Short exercise:
Look through the material below. Copy each line that contains the string "image".

Stored records:
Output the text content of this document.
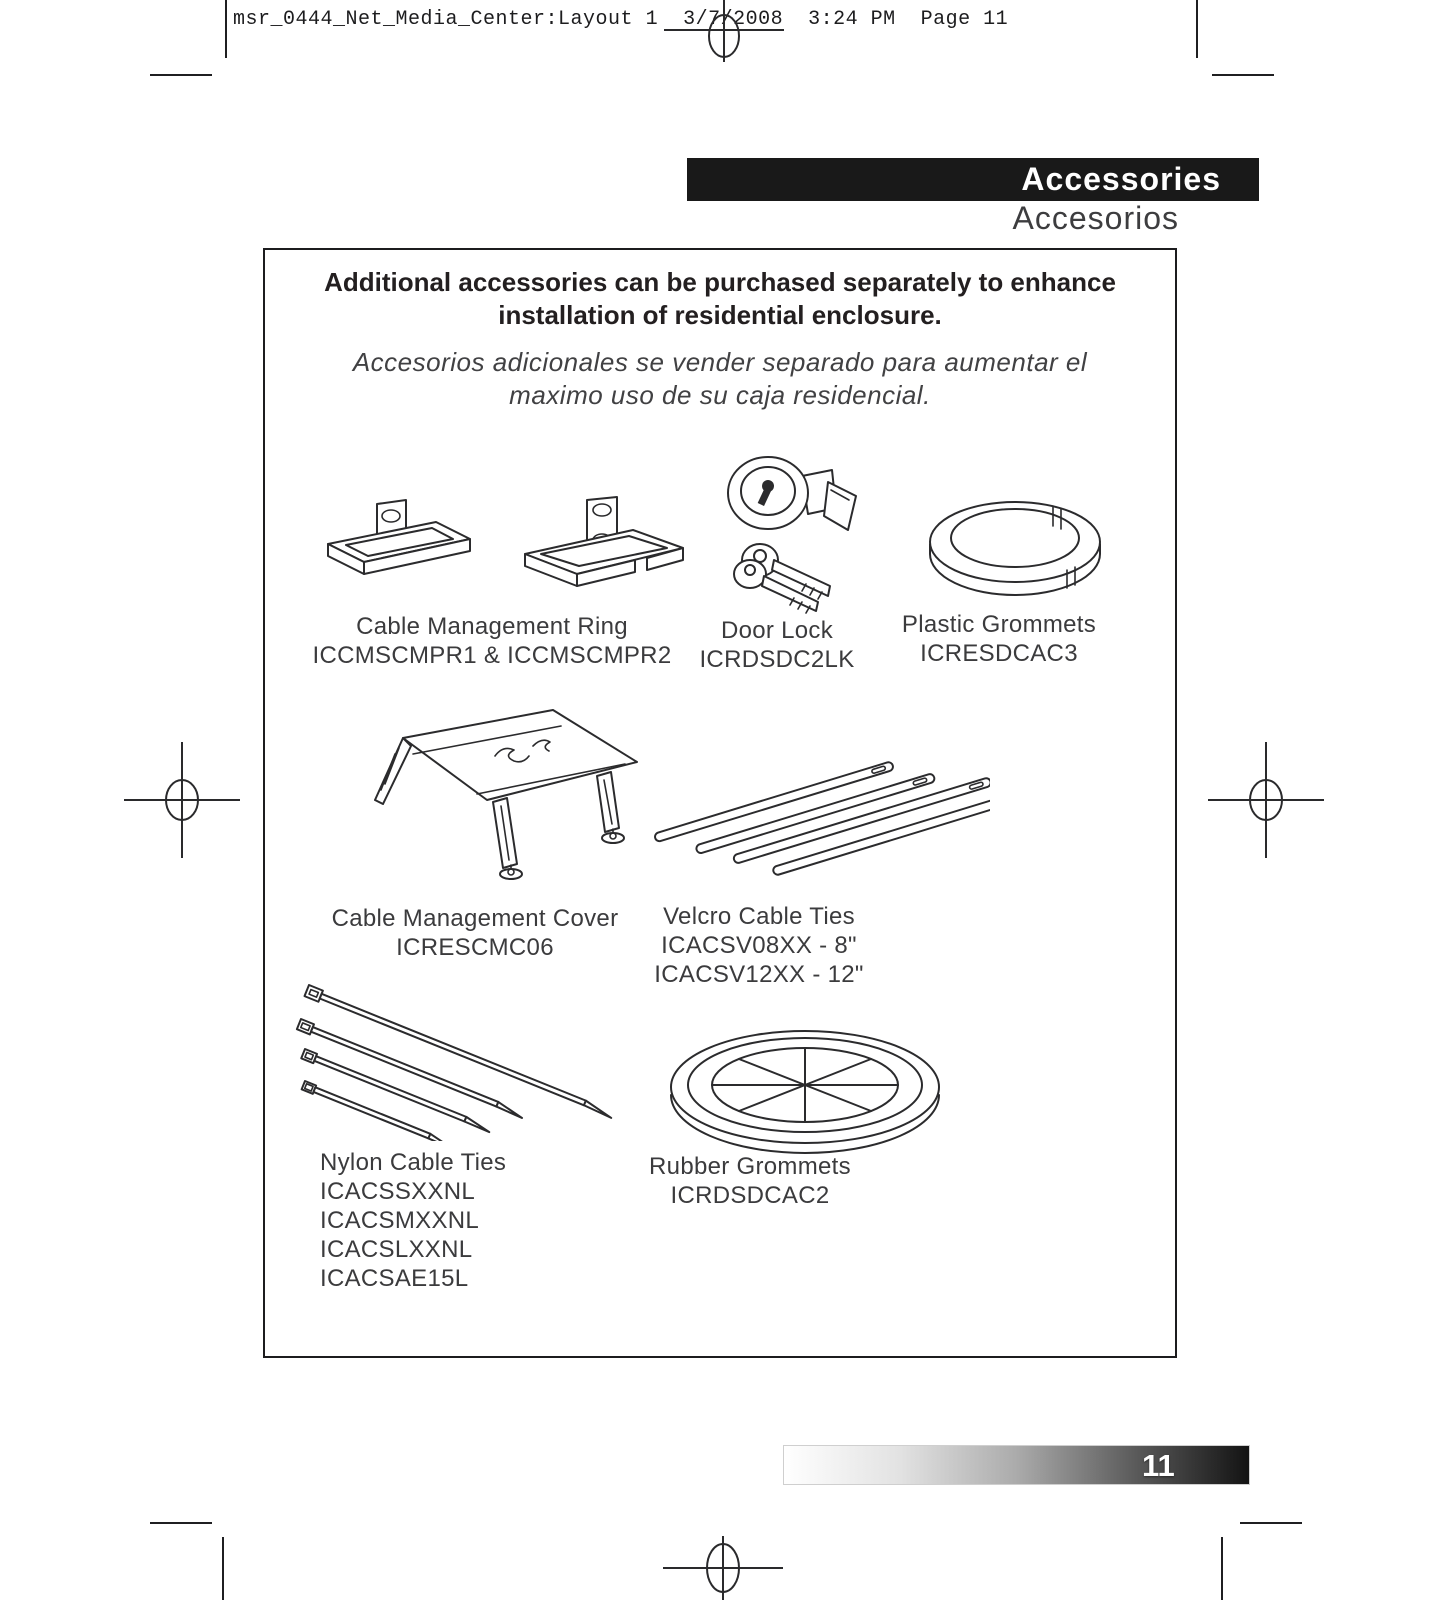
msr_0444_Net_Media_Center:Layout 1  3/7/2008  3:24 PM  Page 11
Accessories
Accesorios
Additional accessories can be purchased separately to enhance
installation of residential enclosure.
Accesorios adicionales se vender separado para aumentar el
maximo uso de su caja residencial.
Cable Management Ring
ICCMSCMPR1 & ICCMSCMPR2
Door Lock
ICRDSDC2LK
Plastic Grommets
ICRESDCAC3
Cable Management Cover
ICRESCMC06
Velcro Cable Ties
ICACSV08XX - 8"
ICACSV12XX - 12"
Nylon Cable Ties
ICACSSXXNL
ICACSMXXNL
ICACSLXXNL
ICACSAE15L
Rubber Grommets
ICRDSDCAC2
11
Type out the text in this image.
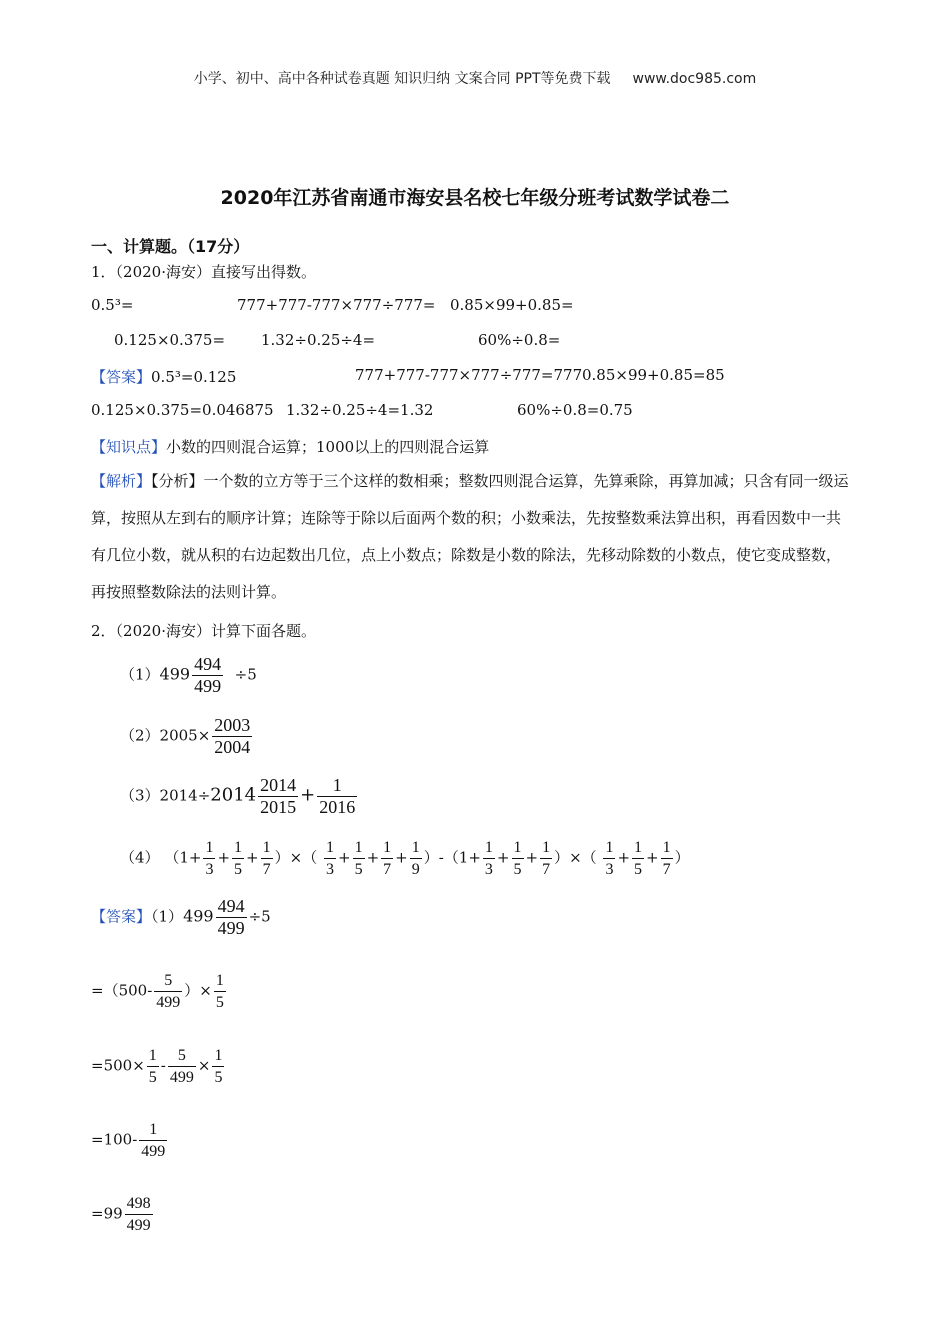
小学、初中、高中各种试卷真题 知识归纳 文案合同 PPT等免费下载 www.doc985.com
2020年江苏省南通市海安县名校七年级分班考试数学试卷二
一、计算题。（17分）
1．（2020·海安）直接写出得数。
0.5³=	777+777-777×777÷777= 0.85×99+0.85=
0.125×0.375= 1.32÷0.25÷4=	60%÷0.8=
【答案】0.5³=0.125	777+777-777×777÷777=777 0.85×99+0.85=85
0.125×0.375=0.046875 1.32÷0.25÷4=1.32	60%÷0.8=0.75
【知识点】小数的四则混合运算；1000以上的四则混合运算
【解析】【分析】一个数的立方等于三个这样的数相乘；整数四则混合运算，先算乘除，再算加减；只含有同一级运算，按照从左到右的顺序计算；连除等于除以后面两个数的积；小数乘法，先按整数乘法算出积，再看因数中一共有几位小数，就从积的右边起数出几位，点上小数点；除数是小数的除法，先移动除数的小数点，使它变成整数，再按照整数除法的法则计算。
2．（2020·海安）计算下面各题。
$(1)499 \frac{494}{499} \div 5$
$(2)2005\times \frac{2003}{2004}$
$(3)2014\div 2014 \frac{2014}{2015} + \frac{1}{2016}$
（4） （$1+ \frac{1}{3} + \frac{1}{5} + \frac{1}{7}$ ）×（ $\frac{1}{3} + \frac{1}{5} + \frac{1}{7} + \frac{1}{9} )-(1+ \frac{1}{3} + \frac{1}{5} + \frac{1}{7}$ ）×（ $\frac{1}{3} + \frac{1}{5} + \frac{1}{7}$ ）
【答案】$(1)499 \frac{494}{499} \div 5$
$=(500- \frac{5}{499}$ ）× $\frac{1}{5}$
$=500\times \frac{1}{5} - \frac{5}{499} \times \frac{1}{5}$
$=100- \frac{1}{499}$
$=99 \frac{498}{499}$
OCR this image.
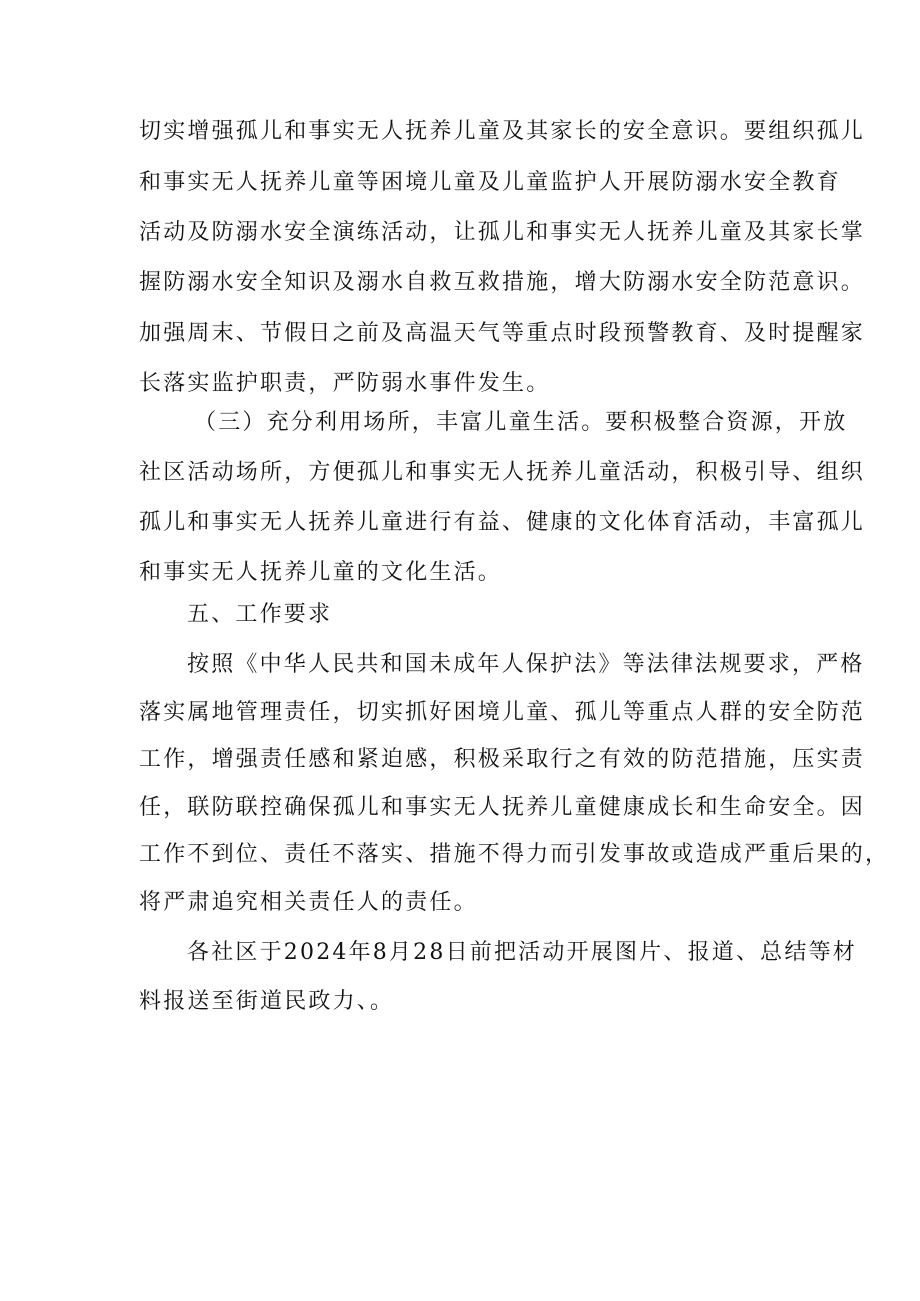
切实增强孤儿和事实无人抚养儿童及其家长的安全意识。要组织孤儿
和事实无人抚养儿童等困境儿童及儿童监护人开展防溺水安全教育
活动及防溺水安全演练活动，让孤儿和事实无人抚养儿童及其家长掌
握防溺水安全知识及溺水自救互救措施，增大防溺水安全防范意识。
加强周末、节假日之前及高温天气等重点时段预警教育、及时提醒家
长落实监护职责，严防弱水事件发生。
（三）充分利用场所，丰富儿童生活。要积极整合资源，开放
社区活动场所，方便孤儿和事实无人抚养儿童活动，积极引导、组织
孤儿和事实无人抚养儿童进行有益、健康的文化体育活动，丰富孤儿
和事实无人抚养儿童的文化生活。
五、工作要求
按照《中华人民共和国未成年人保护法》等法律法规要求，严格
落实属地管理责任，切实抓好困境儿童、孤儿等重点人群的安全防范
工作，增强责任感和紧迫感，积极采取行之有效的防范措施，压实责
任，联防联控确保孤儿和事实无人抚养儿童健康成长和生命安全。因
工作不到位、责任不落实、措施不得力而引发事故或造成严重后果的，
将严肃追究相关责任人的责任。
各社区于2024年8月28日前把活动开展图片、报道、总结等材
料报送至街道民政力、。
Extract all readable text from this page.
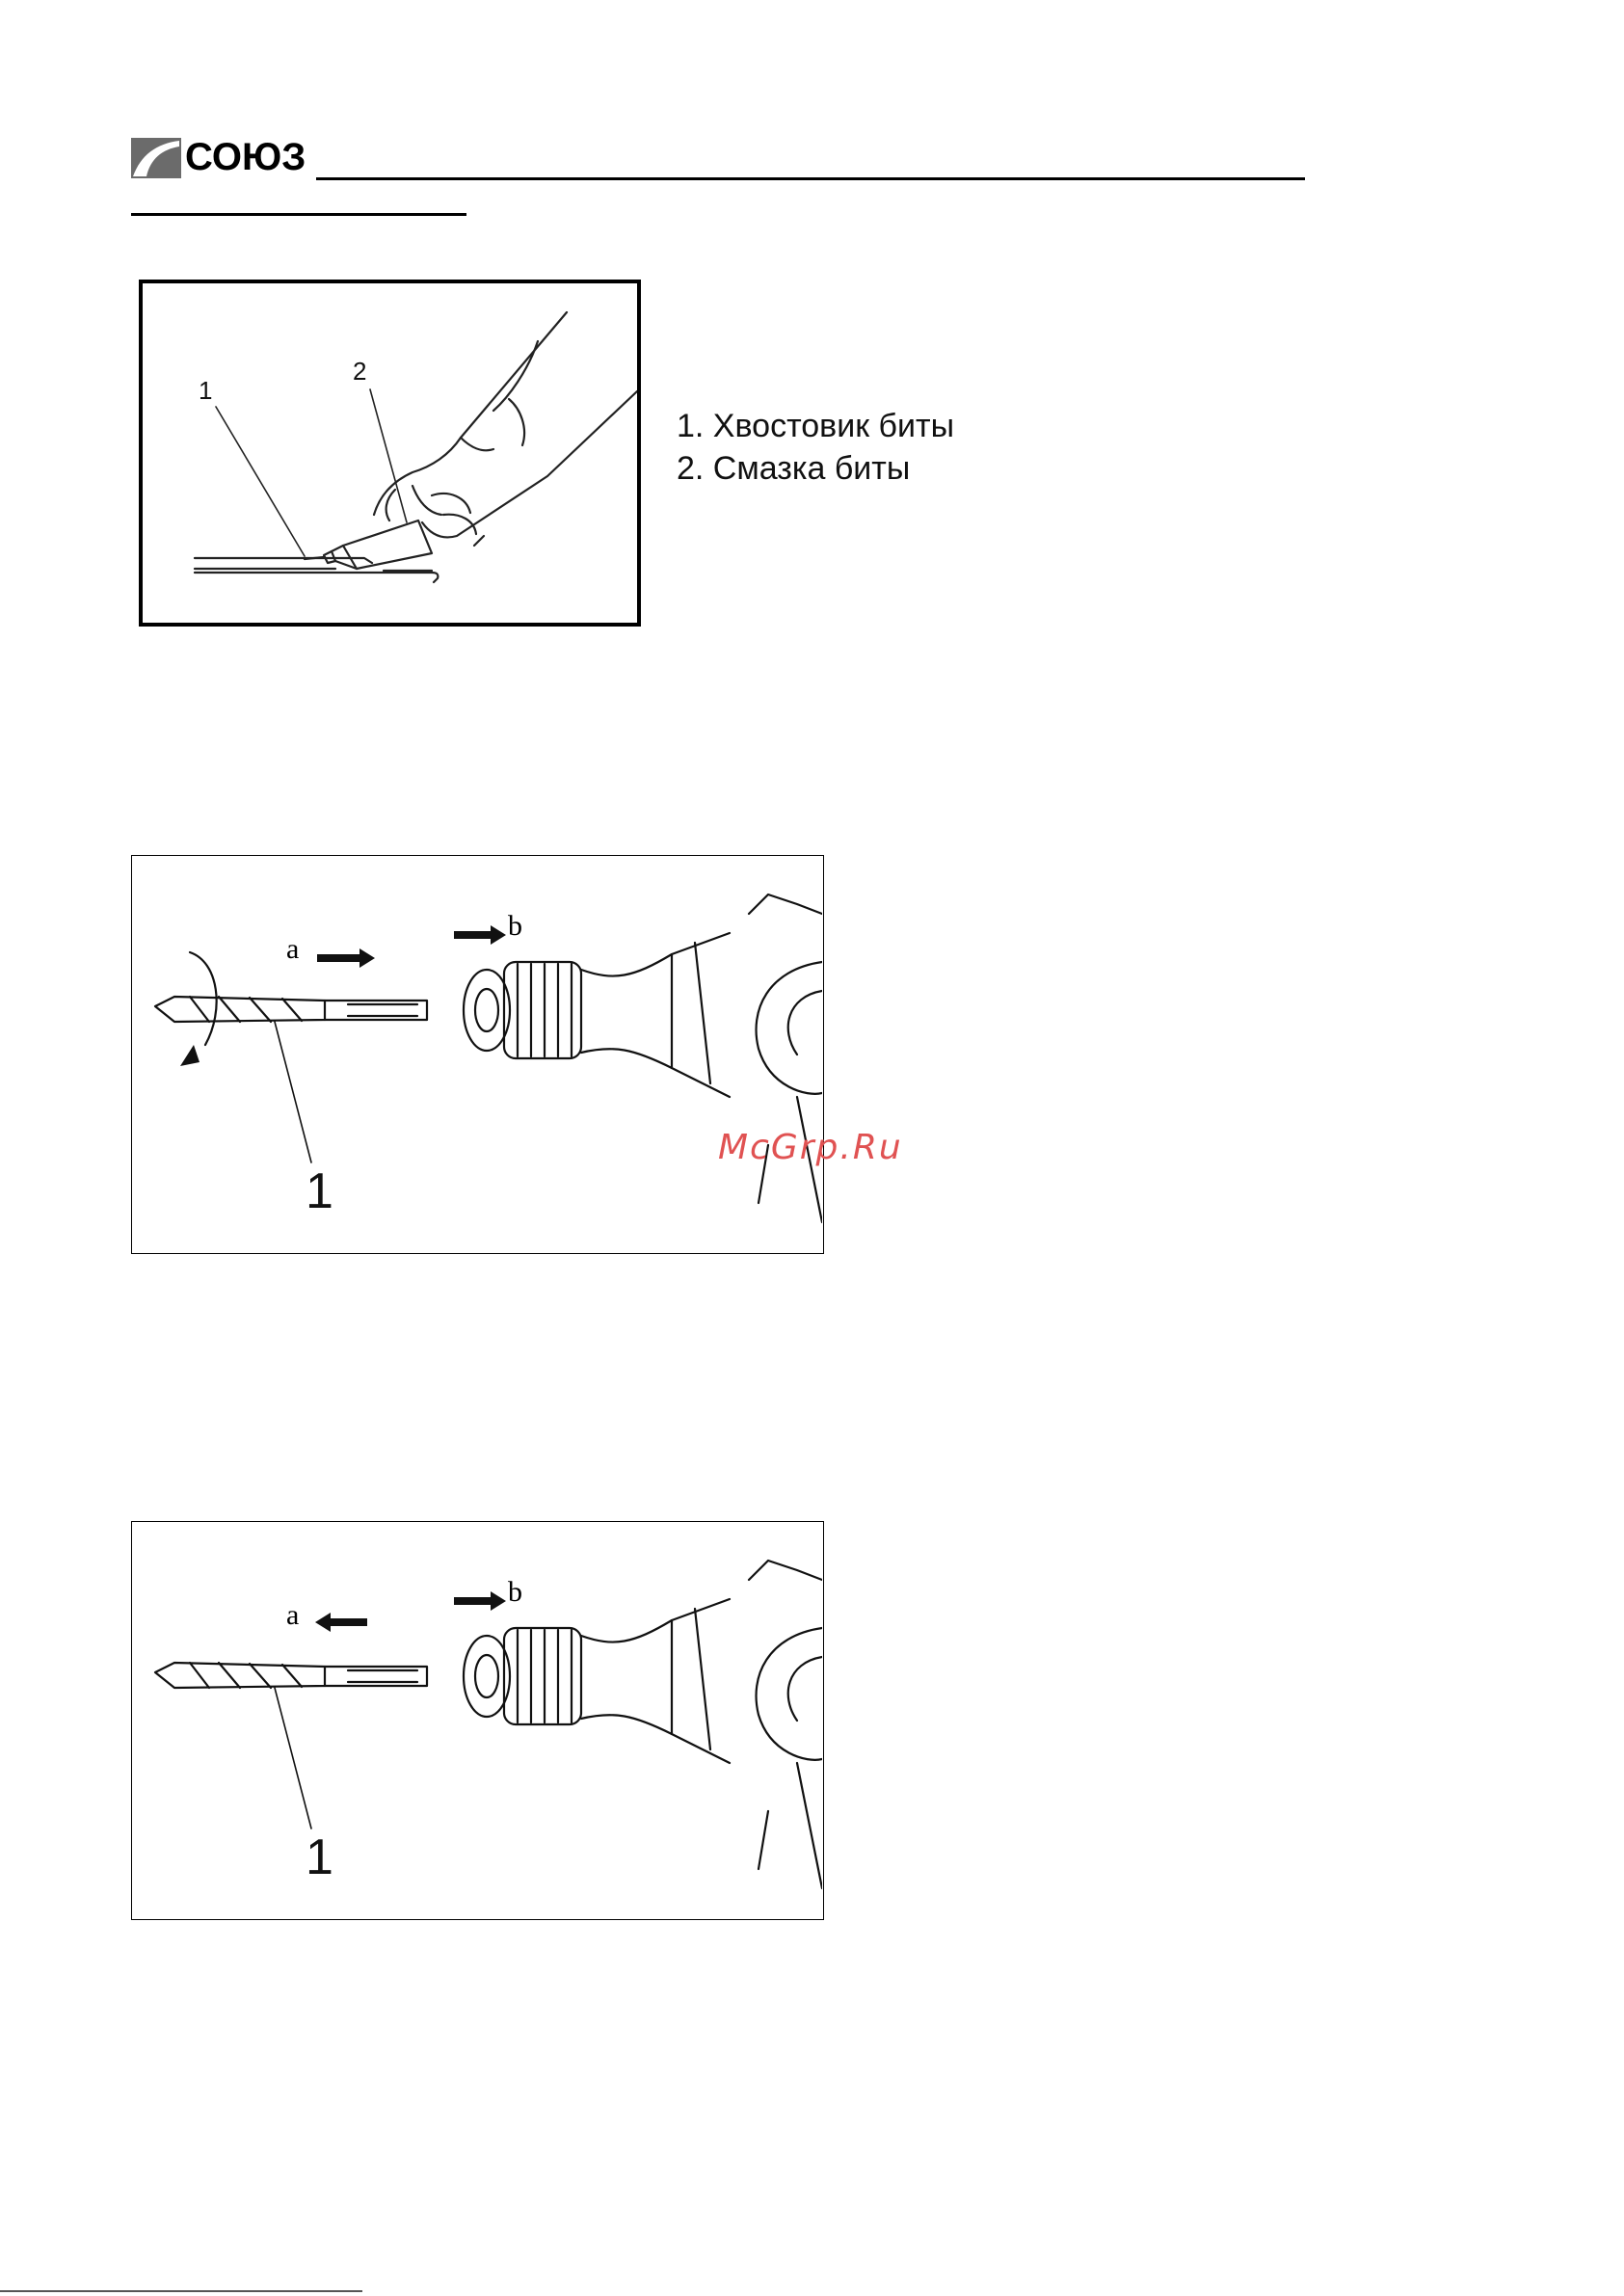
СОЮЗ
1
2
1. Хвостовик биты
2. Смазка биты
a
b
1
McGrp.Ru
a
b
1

Written answer:
Type out the text in this image.
OCR this image.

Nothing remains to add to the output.